* _Problem_: Give the number of lines containing the word "text", and nothing else.

* _Dataset rows_:
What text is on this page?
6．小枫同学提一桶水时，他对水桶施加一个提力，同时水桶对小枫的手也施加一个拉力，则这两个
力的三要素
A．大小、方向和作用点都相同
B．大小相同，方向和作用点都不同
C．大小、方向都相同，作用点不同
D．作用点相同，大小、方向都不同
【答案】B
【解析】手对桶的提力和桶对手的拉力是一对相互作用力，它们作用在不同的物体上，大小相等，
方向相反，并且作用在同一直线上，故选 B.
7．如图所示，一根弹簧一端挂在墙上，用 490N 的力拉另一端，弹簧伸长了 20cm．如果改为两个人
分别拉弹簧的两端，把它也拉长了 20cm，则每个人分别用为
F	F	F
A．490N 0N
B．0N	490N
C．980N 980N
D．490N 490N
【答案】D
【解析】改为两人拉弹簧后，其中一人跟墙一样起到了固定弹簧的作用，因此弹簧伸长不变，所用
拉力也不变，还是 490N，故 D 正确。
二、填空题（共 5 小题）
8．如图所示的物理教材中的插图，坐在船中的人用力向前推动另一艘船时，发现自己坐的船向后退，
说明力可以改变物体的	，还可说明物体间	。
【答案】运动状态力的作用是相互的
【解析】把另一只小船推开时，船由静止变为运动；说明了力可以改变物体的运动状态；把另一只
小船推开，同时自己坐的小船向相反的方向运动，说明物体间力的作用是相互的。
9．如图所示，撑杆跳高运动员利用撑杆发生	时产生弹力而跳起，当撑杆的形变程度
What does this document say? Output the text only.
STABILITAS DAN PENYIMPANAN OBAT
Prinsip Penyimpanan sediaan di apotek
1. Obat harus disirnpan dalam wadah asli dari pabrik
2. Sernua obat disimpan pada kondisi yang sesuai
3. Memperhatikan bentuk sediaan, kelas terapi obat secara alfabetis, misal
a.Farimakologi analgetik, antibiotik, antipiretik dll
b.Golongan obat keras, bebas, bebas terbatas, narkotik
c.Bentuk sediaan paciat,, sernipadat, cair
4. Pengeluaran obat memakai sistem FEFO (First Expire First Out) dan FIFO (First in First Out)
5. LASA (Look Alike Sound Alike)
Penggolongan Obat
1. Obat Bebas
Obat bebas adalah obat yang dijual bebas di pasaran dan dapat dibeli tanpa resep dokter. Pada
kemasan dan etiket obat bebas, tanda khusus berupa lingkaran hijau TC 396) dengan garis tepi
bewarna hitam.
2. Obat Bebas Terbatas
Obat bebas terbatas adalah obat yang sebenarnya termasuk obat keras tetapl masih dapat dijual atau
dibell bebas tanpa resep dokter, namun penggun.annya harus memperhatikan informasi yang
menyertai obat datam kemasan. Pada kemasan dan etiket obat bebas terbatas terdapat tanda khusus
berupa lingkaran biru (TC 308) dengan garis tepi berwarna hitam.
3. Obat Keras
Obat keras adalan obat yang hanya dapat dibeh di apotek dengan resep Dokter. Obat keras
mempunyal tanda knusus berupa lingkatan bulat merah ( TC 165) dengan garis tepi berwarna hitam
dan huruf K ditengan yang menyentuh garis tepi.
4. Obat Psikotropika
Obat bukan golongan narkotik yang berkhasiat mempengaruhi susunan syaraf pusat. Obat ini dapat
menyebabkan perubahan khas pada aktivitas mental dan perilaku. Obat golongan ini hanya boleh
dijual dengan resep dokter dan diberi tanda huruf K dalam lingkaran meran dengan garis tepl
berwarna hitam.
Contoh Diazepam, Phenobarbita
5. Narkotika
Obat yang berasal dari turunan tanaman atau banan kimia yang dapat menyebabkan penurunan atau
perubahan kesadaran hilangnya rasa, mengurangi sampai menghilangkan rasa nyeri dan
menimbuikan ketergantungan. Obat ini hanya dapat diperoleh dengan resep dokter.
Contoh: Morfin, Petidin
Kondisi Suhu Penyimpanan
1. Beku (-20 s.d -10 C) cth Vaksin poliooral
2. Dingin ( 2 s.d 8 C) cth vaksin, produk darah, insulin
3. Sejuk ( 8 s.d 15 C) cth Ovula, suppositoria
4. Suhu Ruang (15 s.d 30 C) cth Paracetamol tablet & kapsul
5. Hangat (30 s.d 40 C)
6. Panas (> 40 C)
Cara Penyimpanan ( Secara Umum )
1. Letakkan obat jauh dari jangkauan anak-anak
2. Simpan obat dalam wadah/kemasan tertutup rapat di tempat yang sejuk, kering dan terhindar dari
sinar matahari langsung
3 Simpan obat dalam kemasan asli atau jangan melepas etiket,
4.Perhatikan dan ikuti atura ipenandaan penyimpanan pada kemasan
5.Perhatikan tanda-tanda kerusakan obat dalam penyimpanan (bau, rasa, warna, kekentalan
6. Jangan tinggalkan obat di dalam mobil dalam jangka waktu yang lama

* _Solution for this task_: 2